• _WHAT YOU NEED TO DO_
Emit the data below verbatim, stripping out any pictures.

Figure content listings:
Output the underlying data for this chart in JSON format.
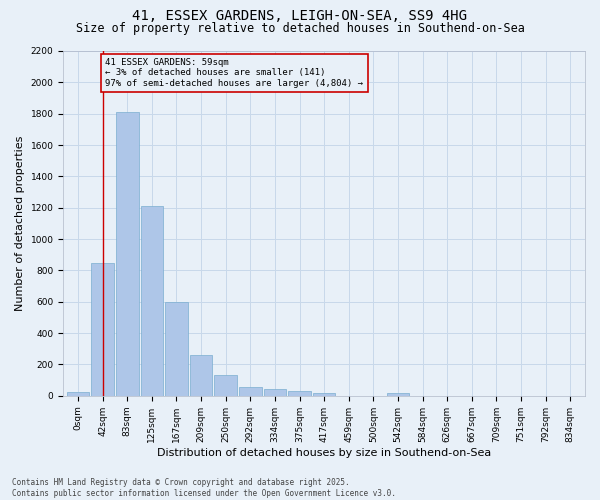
{
  "title_line1": "41, ESSEX GARDENS, LEIGH-ON-SEA, SS9 4HG",
  "title_line2": "Size of property relative to detached houses in Southend-on-Sea",
  "xlabel": "Distribution of detached houses by size in Southend-on-Sea",
  "ylabel": "Number of detached properties",
  "bar_labels": [
    "0sqm",
    "42sqm",
    "83sqm",
    "125sqm",
    "167sqm",
    "209sqm",
    "250sqm",
    "292sqm",
    "334sqm",
    "375sqm",
    "417sqm",
    "459sqm",
    "500sqm",
    "542sqm",
    "584sqm",
    "626sqm",
    "667sqm",
    "709sqm",
    "751sqm",
    "792sqm",
    "834sqm"
  ],
  "bar_values": [
    25,
    845,
    1810,
    1210,
    600,
    260,
    130,
    55,
    45,
    30,
    20,
    0,
    0,
    15,
    0,
    0,
    0,
    0,
    0,
    0,
    0
  ],
  "bar_color": "#aec6e8",
  "bar_edge_color": "#7aaed0",
  "grid_color": "#c8d8ea",
  "background_color": "#e8f0f8",
  "vline_x": 1.0,
  "vline_color": "#cc0000",
  "annotation_text": "41 ESSEX GARDENS: 59sqm\n← 3% of detached houses are smaller (141)\n97% of semi-detached houses are larger (4,804) →",
  "annotation_box_color": "#cc0000",
  "ylim": [
    0,
    2200
  ],
  "yticks": [
    0,
    200,
    400,
    600,
    800,
    1000,
    1200,
    1400,
    1600,
    1800,
    2000,
    2200
  ],
  "footer_text": "Contains HM Land Registry data © Crown copyright and database right 2025.\nContains public sector information licensed under the Open Government Licence v3.0.",
  "title_fontsize": 10,
  "subtitle_fontsize": 8.5,
  "axis_label_fontsize": 8,
  "tick_fontsize": 6.5,
  "annotation_fontsize": 6.5,
  "footer_fontsize": 5.5
}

• _EXERCISE OUTPUT_
Output the underlying data for this chart in JSON format.
{
  "title_line1": "41, ESSEX GARDENS, LEIGH-ON-SEA, SS9 4HG",
  "title_line2": "Size of property relative to detached houses in Southend-on-Sea",
  "xlabel": "Distribution of detached houses by size in Southend-on-Sea",
  "ylabel": "Number of detached properties",
  "bar_labels": [
    "0sqm",
    "42sqm",
    "83sqm",
    "125sqm",
    "167sqm",
    "209sqm",
    "250sqm",
    "292sqm",
    "334sqm",
    "375sqm",
    "417sqm",
    "459sqm",
    "500sqm",
    "542sqm",
    "584sqm",
    "626sqm",
    "667sqm",
    "709sqm",
    "751sqm",
    "792sqm",
    "834sqm"
  ],
  "bar_values": [
    25,
    845,
    1810,
    1210,
    600,
    260,
    130,
    55,
    45,
    30,
    20,
    0,
    0,
    15,
    0,
    0,
    0,
    0,
    0,
    0,
    0
  ],
  "bar_color": "#aec6e8",
  "bar_edge_color": "#7aaed0",
  "grid_color": "#c8d8ea",
  "background_color": "#e8f0f8",
  "vline_x": 1.0,
  "vline_color": "#cc0000",
  "annotation_text": "41 ESSEX GARDENS: 59sqm\n← 3% of detached houses are smaller (141)\n97% of semi-detached houses are larger (4,804) →",
  "annotation_box_color": "#cc0000",
  "ylim": [
    0,
    2200
  ],
  "yticks": [
    0,
    200,
    400,
    600,
    800,
    1000,
    1200,
    1400,
    1600,
    1800,
    2000,
    2200
  ],
  "footer_text": "Contains HM Land Registry data © Crown copyright and database right 2025.\nContains public sector information licensed under the Open Government Licence v3.0.",
  "title_fontsize": 10,
  "subtitle_fontsize": 8.5,
  "axis_label_fontsize": 8,
  "tick_fontsize": 6.5,
  "annotation_fontsize": 6.5,
  "footer_fontsize": 5.5
}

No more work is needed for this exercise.